Job – Present the following data again exactly as it is shown.
___ Data for this task
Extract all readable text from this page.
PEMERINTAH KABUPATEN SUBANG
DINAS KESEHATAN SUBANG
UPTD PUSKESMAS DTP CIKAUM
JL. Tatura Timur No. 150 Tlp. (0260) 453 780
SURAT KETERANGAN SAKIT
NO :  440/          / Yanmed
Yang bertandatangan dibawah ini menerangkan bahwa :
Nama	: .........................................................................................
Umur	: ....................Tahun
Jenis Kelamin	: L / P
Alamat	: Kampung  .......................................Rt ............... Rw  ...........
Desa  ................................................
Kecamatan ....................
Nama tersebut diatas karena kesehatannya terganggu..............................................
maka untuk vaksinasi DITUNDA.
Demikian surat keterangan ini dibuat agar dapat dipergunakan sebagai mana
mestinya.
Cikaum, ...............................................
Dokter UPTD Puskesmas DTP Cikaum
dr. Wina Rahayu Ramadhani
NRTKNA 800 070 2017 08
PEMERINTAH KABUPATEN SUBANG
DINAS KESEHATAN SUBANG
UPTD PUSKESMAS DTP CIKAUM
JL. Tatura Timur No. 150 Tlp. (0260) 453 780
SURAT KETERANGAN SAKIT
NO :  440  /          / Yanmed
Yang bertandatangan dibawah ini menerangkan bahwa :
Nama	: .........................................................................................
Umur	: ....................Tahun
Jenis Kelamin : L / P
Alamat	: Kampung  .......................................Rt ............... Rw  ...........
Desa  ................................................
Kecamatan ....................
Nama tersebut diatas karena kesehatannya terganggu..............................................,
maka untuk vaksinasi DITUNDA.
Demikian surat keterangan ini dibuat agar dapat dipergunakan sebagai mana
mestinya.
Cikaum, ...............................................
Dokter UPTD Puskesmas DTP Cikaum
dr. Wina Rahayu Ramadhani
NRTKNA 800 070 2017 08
______
Exercise result –
Extract all readable text from this page.
PEMERINTAH KABUPATEN SUBANG
DINAS KESEHATAN SUBANG
UPTD PUSKESMAS DTP CIKAUM
JL. Tatura Timur No. 150 Tlp. (0260) 453 780
SURAT KETERANGAN SAKIT
NO :  440/          / Yanmed
Yang bertandatangan dibawah ini menerangkan bahwa :
Nama	: .........................................................................................
Umur	: ....................Tahun
Jenis Kelamin	: L / P
Alamat	: Kampung  .......................................Rt ............... Rw  ...........
Desa  ................................................
Kecamatan ....................
Nama tersebut diatas karena kesehatannya terganggu..............................................
maka untuk vaksinasi DITUNDA.
Demikian surat keterangan ini dibuat agar dapat dipergunakan sebagai mana
mestinya.
Cikaum, ...............................................
Dokter UPTD Puskesmas DTP Cikaum
dr. Wina Rahayu Ramadhani
NRTKNA 800 070 2017 08
PEMERINTAH KABUPATEN SUBANG
DINAS KESEHATAN SUBANG
UPTD PUSKESMAS DTP CIKAUM
JL. Tatura Timur No. 150 Tlp. (0260) 453 780
SURAT KETERANGAN SAKIT
NO :  440  /          / Yanmed
Yang bertandatangan dibawah ini menerangkan bahwa :
Nama	: .........................................................................................
Umur	: ....................Tahun
Jenis Kelamin : L / P
Alamat	: Kampung  .......................................Rt ............... Rw  ...........
Desa  ................................................
Kecamatan ....................
Nama tersebut diatas karena kesehatannya terganggu..............................................,
maka untuk vaksinasi DITUNDA.
Demikian surat keterangan ini dibuat agar dapat dipergunakan sebagai mana
mestinya.
Cikaum, ...............................................
Dokter UPTD Puskesmas DTP Cikaum
dr. Wina Rahayu Ramadhani
NRTKNA 800 070 2017 08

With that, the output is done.